#### [Task prompt]
Until the last line is reached, keep transcribing the material exactly.

# # # #

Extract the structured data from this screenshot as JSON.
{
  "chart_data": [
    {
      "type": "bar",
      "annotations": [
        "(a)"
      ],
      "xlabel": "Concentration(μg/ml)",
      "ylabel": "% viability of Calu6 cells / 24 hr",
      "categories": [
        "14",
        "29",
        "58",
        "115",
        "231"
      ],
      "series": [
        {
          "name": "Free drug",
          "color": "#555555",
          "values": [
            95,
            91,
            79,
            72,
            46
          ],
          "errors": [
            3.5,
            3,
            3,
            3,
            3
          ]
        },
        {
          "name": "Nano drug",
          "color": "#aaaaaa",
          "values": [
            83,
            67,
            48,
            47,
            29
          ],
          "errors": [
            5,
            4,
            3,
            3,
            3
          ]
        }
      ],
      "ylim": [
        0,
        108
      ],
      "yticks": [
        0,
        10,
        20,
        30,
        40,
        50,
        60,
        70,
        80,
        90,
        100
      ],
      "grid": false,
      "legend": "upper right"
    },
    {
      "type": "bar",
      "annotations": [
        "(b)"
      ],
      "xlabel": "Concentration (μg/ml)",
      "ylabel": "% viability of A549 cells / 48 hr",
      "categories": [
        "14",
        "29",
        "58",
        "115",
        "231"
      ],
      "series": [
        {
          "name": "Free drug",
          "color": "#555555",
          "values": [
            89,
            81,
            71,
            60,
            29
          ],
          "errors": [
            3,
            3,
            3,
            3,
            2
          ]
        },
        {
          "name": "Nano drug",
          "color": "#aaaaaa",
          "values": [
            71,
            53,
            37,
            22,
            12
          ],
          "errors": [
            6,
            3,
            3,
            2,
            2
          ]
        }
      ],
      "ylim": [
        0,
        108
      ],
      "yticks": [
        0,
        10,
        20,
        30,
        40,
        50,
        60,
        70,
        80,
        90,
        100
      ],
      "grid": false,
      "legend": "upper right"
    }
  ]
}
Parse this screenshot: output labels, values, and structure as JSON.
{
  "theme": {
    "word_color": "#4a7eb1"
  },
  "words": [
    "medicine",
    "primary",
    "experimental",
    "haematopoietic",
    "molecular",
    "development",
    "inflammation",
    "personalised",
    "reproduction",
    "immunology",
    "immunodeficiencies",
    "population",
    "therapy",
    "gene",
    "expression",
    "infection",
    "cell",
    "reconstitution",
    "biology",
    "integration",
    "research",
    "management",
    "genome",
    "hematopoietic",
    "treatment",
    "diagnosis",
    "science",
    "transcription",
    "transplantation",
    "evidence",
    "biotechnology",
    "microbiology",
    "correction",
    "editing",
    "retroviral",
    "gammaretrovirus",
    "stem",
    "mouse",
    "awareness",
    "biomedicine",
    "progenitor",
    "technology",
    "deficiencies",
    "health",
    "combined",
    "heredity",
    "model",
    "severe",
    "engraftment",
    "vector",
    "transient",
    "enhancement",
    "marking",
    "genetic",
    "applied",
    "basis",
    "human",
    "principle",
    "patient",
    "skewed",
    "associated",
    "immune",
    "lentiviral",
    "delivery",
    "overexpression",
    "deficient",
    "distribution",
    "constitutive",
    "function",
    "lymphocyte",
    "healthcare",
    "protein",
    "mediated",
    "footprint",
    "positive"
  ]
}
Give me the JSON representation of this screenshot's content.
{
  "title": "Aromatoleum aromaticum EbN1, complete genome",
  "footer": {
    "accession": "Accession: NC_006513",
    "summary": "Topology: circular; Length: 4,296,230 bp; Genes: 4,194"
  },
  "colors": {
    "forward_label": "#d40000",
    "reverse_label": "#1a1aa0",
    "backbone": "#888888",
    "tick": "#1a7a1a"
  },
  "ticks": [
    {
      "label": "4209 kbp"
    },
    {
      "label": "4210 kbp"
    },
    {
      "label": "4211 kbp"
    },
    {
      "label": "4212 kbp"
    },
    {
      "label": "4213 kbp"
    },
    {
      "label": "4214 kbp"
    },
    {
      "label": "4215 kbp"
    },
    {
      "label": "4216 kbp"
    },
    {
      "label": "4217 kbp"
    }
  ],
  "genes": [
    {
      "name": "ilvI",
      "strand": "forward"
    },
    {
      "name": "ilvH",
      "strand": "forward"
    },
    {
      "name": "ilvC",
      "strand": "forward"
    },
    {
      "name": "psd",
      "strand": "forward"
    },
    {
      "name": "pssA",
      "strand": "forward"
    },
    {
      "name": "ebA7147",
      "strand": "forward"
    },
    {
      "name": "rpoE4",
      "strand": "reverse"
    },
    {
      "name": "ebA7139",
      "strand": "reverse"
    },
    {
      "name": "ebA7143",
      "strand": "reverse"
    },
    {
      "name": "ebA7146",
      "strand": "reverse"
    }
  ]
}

# # # #

#### [Answer]
Extract the structured data from this screenshot as JSON.
{
  "chart_data": [
    {
      "type": "bar",
      "annotations": [
        "(a)"
      ],
      "xlabel": "Concentration(μg/ml)",
      "ylabel": "% viability of Calu6 cells / 24 hr",
      "categories": [
        "14",
        "29",
        "58",
        "115",
        "231"
      ],
      "series": [
        {
          "name": "Free drug",
          "color": "#555555",
          "values": [
            95,
            91,
            79,
            72,
            46
          ],
          "errors": [
            3.5,
            3,
            3,
            3,
            3
          ]
        },
        {
          "name": "Nano drug",
          "color": "#aaaaaa",
          "values": [
            83,
            67,
            48,
            47,
            29
          ],
          "errors": [
            5,
            4,
            3,
            3,
            3
          ]
        }
      ],
      "ylim": [
        0,
        108
      ],
      "yticks": [
        0,
        10,
        20,
        30,
        40,
        50,
        60,
        70,
        80,
        90,
        100
      ],
      "grid": false,
      "legend": "upper right"
    },
    {
      "type": "bar",
      "annotations": [
        "(b)"
      ],
      "xlabel": "Concentration (μg/ml)",
      "ylabel": "% viability of A549 cells / 48 hr",
      "categories": [
        "14",
        "29",
        "58",
        "115",
        "231"
      ],
      "series": [
        {
          "name": "Free drug",
          "color": "#555555",
          "values": [
            89,
            81,
            71,
            60,
            29
          ],
          "errors": [
            3,
            3,
            3,
            3,
            2
          ]
        },
        {
          "name": "Nano drug",
          "color": "#aaaaaa",
          "values": [
            71,
            53,
            37,
            22,
            12
          ],
          "errors": [
            6,
            3,
            3,
            2,
            2
          ]
        }
      ],
      "ylim": [
        0,
        108
      ],
      "yticks": [
        0,
        10,
        20,
        30,
        40,
        50,
        60,
        70,
        80,
        90,
        100
      ],
      "grid": false,
      "legend": "upper right"
    }
  ]
}
Parse this screenshot: output labels, values, and structure as JSON.
{
  "theme": {
    "word_color": "#4a7eb1"
  },
  "words": [
    "medicine",
    "primary",
    "experimental",
    "haematopoietic",
    "molecular",
    "development",
    "inflammation",
    "personalised",
    "reproduction",
    "immunology",
    "immunodeficiencies",
    "population",
    "therapy",
    "gene",
    "expression",
    "infection",
    "cell",
    "reconstitution",
    "biology",
    "integration",
    "research",
    "management",
    "genome",
    "hematopoietic",
    "treatment",
    "diagnosis",
    "science",
    "transcription",
    "transplantation",
    "evidence",
    "biotechnology",
    "microbiology",
    "correction",
    "editing",
    "retroviral",
    "gammaretrovirus",
    "stem",
    "mouse",
    "awareness",
    "biomedicine",
    "progenitor",
    "technology",
    "deficiencies",
    "health",
    "combined",
    "heredity",
    "model",
    "severe",
    "engraftment",
    "vector",
    "transient",
    "enhancement",
    "marking",
    "genetic",
    "applied",
    "basis",
    "human",
    "principle",
    "patient",
    "skewed",
    "associated",
    "immune",
    "lentiviral",
    "delivery",
    "overexpression",
    "deficient",
    "distribution",
    "constitutive",
    "function",
    "lymphocyte",
    "healthcare",
    "protein",
    "mediated",
    "footprint",
    "positive"
  ]
}
Give me the JSON representation of this screenshot's content.
{
  "title": "Aromatoleum aromaticum EbN1, complete genome",
  "footer": {
    "accession": "Accession: NC_006513",
    "summary": "Topology: circular; Length: 4,296,230 bp; Genes: 4,194"
  },
  "colors": {
    "forward_label": "#d40000",
    "reverse_label": "#1a1aa0",
    "backbone": "#888888",
    "tick": "#1a7a1a"
  },
  "ticks": [
    {
      "label": "4209 kbp"
    },
    {
      "label": "4210 kbp"
    },
    {
      "label": "4211 kbp"
    },
    {
      "label": "4212 kbp"
    },
    {
      "label": "4213 kbp"
    },
    {
      "label": "4214 kbp"
    },
    {
      "label": "4215 kbp"
    },
    {
      "label": "4216 kbp"
    },
    {
      "label": "4217 kbp"
    }
  ],
  "genes": [
    {
      "name": "ilvI",
      "strand": "forward"
    },
    {
      "name": "ilvH",
      "strand": "forward"
    },
    {
      "name": "ilvC",
      "strand": "forward"
    },
    {
      "name": "psd",
      "strand": "forward"
    },
    {
      "name": "pssA",
      "strand": "forward"
    },
    {
      "name": "ebA7147",
      "strand": "forward"
    },
    {
      "name": "rpoE4",
      "strand": "reverse"
    },
    {
      "name": "ebA7139",
      "strand": "reverse"
    },
    {
      "name": "ebA7143",
      "strand": "reverse"
    },
    {
      "name": "ebA7146",
      "strand": "reverse"
    }
  ]
}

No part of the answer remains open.